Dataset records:
* * *

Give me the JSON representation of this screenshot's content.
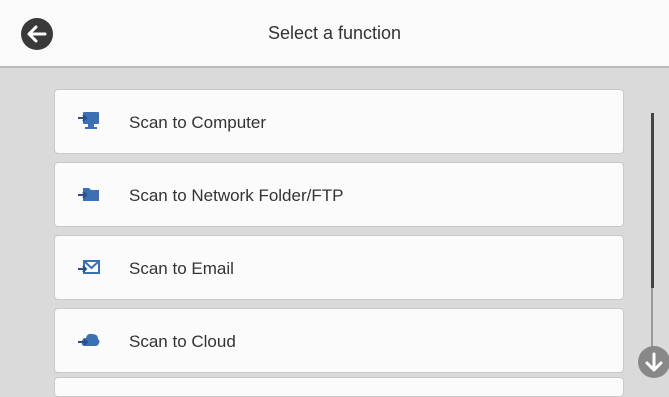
{
  "header": {
    "title": "Select a function"
  },
  "items": [
    {
      "label": "Scan to Computer",
      "icon": "computer-icon"
    },
    {
      "label": "Scan to Network Folder/FTP",
      "icon": "folder-icon"
    },
    {
      "label": "Scan to Email",
      "icon": "email-icon"
    },
    {
      "label": "Scan to Cloud",
      "icon": "cloud-icon"
    }
  ],
  "colors": {
    "icon_blue": "#3d6fb4",
    "header_bg": "#fafafa",
    "list_bg": "#dadada"
  }
}
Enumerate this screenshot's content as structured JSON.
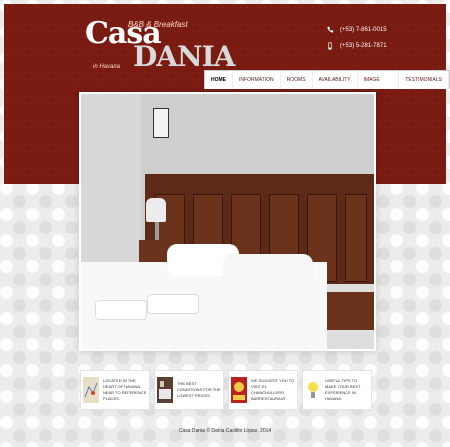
{
  "logo": {
    "word1": "Casa",
    "word2": "DANIA",
    "tagline": "B&B & Breakfast",
    "location": "in Havana"
  },
  "contact": {
    "phone1": "(+53) 7-861-0015",
    "phone2": "(+53) 5-281-7871"
  },
  "nav": {
    "items": [
      "Home",
      "Information",
      "Rooms",
      "Availability",
      "Image Tour",
      "Testimonials"
    ],
    "active_index": 0
  },
  "features": [
    {
      "text": "Located in the heart of Havana Near to reference places."
    },
    {
      "text": "The best conditions for the lowest prices."
    },
    {
      "text": "We suggest you to visit El Chanchullero BarRestaurant."
    },
    {
      "text": "Useful tips to make your best experience in Havana."
    }
  ],
  "footer": {
    "text": "Casa Dania © Dania Castillo López. 2014"
  },
  "colors": {
    "header_bg": "#7a1b12",
    "nav_text": "#5a1b14"
  }
}
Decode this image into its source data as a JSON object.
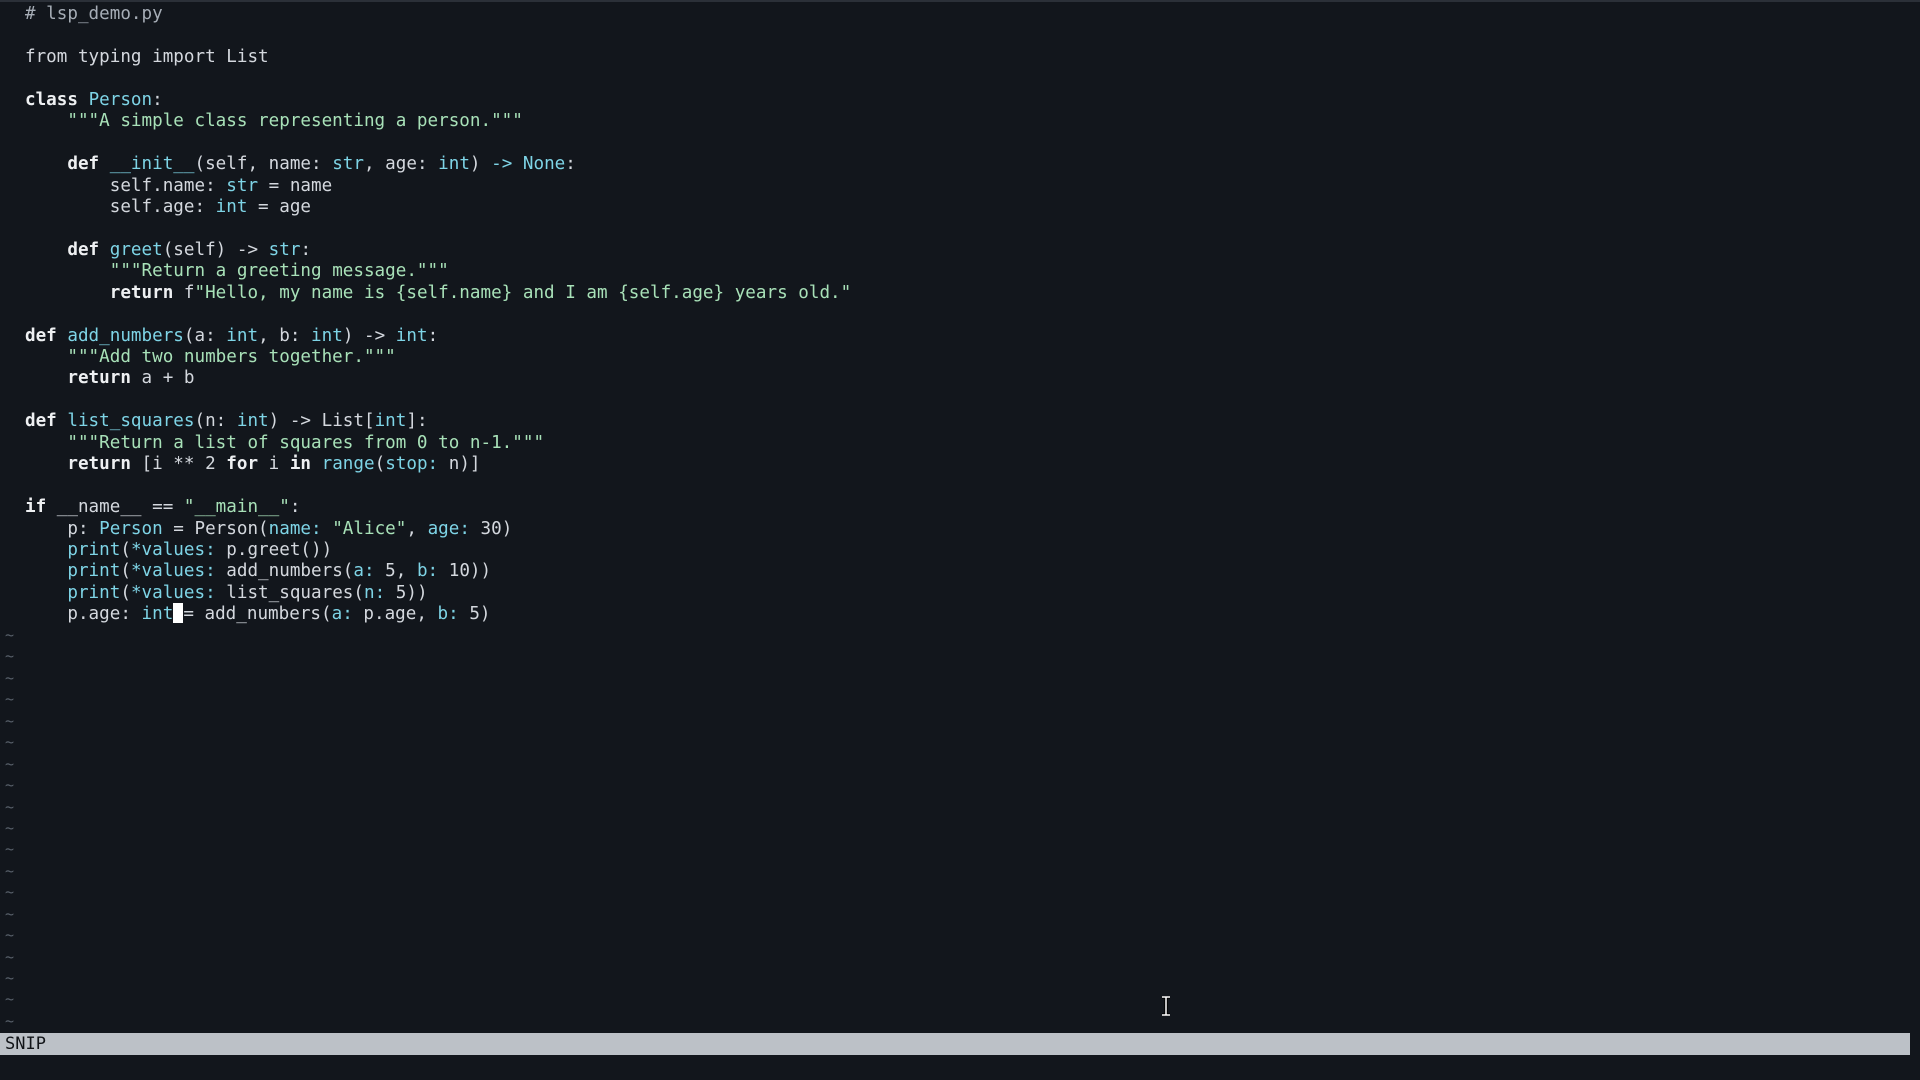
{
  "editor": {
    "file_comment": "# lsp_demo.py",
    "cursor": {
      "line": 29,
      "column": 15
    },
    "lines": [
      [
        {
          "t": "# lsp_demo.py",
          "c": "cm"
        }
      ],
      [],
      [
        {
          "t": "from",
          "c": "df"
        },
        {
          "t": " typing ",
          "c": "df"
        },
        {
          "t": "import",
          "c": "df"
        },
        {
          "t": " List",
          "c": "df"
        }
      ],
      [],
      [
        {
          "t": "class",
          "c": "kw"
        },
        {
          "t": " ",
          "c": "df"
        },
        {
          "t": "Person",
          "c": "fn"
        },
        {
          "t": ":",
          "c": "df"
        }
      ],
      [
        {
          "t": "    ",
          "c": "df"
        },
        {
          "t": "\"\"\"A simple class representing a person.\"\"\"",
          "c": "st"
        }
      ],
      [],
      [
        {
          "t": "    ",
          "c": "df"
        },
        {
          "t": "def",
          "c": "kw"
        },
        {
          "t": " ",
          "c": "df"
        },
        {
          "t": "__init__",
          "c": "fn"
        },
        {
          "t": "(self, name: ",
          "c": "df"
        },
        {
          "t": "str",
          "c": "ty"
        },
        {
          "t": ", age: ",
          "c": "df"
        },
        {
          "t": "int",
          "c": "ty"
        },
        {
          "t": ") ",
          "c": "df"
        },
        {
          "t": "->",
          "c": "ty"
        },
        {
          "t": " ",
          "c": "df"
        },
        {
          "t": "None",
          "c": "ty"
        },
        {
          "t": ":",
          "c": "df"
        }
      ],
      [
        {
          "t": "        self.name: ",
          "c": "df"
        },
        {
          "t": "str",
          "c": "ty"
        },
        {
          "t": " = name",
          "c": "df"
        }
      ],
      [
        {
          "t": "        self.age: ",
          "c": "df"
        },
        {
          "t": "int",
          "c": "ty"
        },
        {
          "t": " = age",
          "c": "df"
        }
      ],
      [],
      [
        {
          "t": "    ",
          "c": "df"
        },
        {
          "t": "def",
          "c": "kw"
        },
        {
          "t": " ",
          "c": "df"
        },
        {
          "t": "greet",
          "c": "fn"
        },
        {
          "t": "(self) -> ",
          "c": "df"
        },
        {
          "t": "str",
          "c": "ty"
        },
        {
          "t": ":",
          "c": "df"
        }
      ],
      [
        {
          "t": "        ",
          "c": "df"
        },
        {
          "t": "\"\"\"Return a greeting message.\"\"\"",
          "c": "st"
        }
      ],
      [
        {
          "t": "        ",
          "c": "df"
        },
        {
          "t": "return",
          "c": "kw"
        },
        {
          "t": " f",
          "c": "df"
        },
        {
          "t": "\"Hello, my name is {self.name} and I am {self.age} years old.\"",
          "c": "st"
        }
      ],
      [],
      [
        {
          "t": "def",
          "c": "kw"
        },
        {
          "t": " ",
          "c": "df"
        },
        {
          "t": "add_numbers",
          "c": "fn"
        },
        {
          "t": "(a: ",
          "c": "df"
        },
        {
          "t": "int",
          "c": "ty"
        },
        {
          "t": ", b: ",
          "c": "df"
        },
        {
          "t": "int",
          "c": "ty"
        },
        {
          "t": ") -> ",
          "c": "df"
        },
        {
          "t": "int",
          "c": "ty"
        },
        {
          "t": ":",
          "c": "df"
        }
      ],
      [
        {
          "t": "    ",
          "c": "df"
        },
        {
          "t": "\"\"\"Add two numbers together.\"\"\"",
          "c": "st"
        }
      ],
      [
        {
          "t": "    ",
          "c": "df"
        },
        {
          "t": "return",
          "c": "kw"
        },
        {
          "t": " a + b",
          "c": "df"
        }
      ],
      [],
      [
        {
          "t": "def",
          "c": "kw"
        },
        {
          "t": " ",
          "c": "df"
        },
        {
          "t": "list_squares",
          "c": "fn"
        },
        {
          "t": "(n: ",
          "c": "df"
        },
        {
          "t": "int",
          "c": "ty"
        },
        {
          "t": ") -> List[",
          "c": "df"
        },
        {
          "t": "int",
          "c": "ty"
        },
        {
          "t": "]:",
          "c": "df"
        }
      ],
      [
        {
          "t": "    ",
          "c": "df"
        },
        {
          "t": "\"\"\"Return a list of squares from 0 to n-1.\"\"\"",
          "c": "st"
        }
      ],
      [
        {
          "t": "    ",
          "c": "df"
        },
        {
          "t": "return",
          "c": "kw"
        },
        {
          "t": " [i ** 2 ",
          "c": "df"
        },
        {
          "t": "for",
          "c": "kw"
        },
        {
          "t": " i ",
          "c": "df"
        },
        {
          "t": "in",
          "c": "kw"
        },
        {
          "t": " ",
          "c": "df"
        },
        {
          "t": "range",
          "c": "fn"
        },
        {
          "t": "(",
          "c": "df"
        },
        {
          "t": "stop:",
          "c": "pm"
        },
        {
          "t": " n)]",
          "c": "df"
        }
      ],
      [],
      [
        {
          "t": "if",
          "c": "kw"
        },
        {
          "t": " __name__ == ",
          "c": "df"
        },
        {
          "t": "\"__main__\"",
          "c": "st"
        },
        {
          "t": ":",
          "c": "df"
        }
      ],
      [
        {
          "t": "    p: ",
          "c": "df"
        },
        {
          "t": "Person",
          "c": "fn"
        },
        {
          "t": " = Person(",
          "c": "df"
        },
        {
          "t": "name:",
          "c": "pm"
        },
        {
          "t": " ",
          "c": "df"
        },
        {
          "t": "\"Alice\"",
          "c": "st"
        },
        {
          "t": ", ",
          "c": "df"
        },
        {
          "t": "age:",
          "c": "pm"
        },
        {
          "t": " 30)",
          "c": "df"
        }
      ],
      [
        {
          "t": "    ",
          "c": "df"
        },
        {
          "t": "print",
          "c": "fn"
        },
        {
          "t": "(",
          "c": "df"
        },
        {
          "t": "*values:",
          "c": "pm"
        },
        {
          "t": " p.greet())",
          "c": "df"
        }
      ],
      [
        {
          "t": "    ",
          "c": "df"
        },
        {
          "t": "print",
          "c": "fn"
        },
        {
          "t": "(",
          "c": "df"
        },
        {
          "t": "*values:",
          "c": "pm"
        },
        {
          "t": " add_numbers(",
          "c": "df"
        },
        {
          "t": "a:",
          "c": "pm"
        },
        {
          "t": " 5, ",
          "c": "df"
        },
        {
          "t": "b:",
          "c": "pm"
        },
        {
          "t": " 10))",
          "c": "df"
        }
      ],
      [
        {
          "t": "    ",
          "c": "df"
        },
        {
          "t": "print",
          "c": "fn"
        },
        {
          "t": "(",
          "c": "df"
        },
        {
          "t": "*values:",
          "c": "pm"
        },
        {
          "t": " list_squares(",
          "c": "df"
        },
        {
          "t": "n:",
          "c": "pm"
        },
        {
          "t": " 5))",
          "c": "df"
        }
      ],
      [
        {
          "t": "    p.age: ",
          "c": "df"
        },
        {
          "t": "int",
          "c": "ty"
        },
        {
          "t": "CURSOR",
          "c": "cursor"
        },
        {
          "t": "= add_numbers(",
          "c": "df"
        },
        {
          "t": "a:",
          "c": "pm"
        },
        {
          "t": " p.age, ",
          "c": "df"
        },
        {
          "t": "b:",
          "c": "pm"
        },
        {
          "t": " 5)",
          "c": "df"
        }
      ]
    ],
    "empty_line_marker": "~",
    "empty_line_count": 19
  },
  "status_bar": {
    "mode": "SNIP"
  },
  "colors": {
    "background": "#12161c",
    "foreground": "#d4d8de",
    "keyword": "#eef0f2",
    "function": "#7ed4e6",
    "string": "#a8e1b8",
    "comment": "#a6adb6",
    "tilde": "#58606a",
    "status_bar_bg": "#bcc1c7",
    "cursor": "#ffffff"
  },
  "icons": {
    "mouse_cursor": "text-ibeam-cursor-icon"
  }
}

* * *

To be done: Find every line holding the word "label"; give their count and nothing else.

Written solution: 4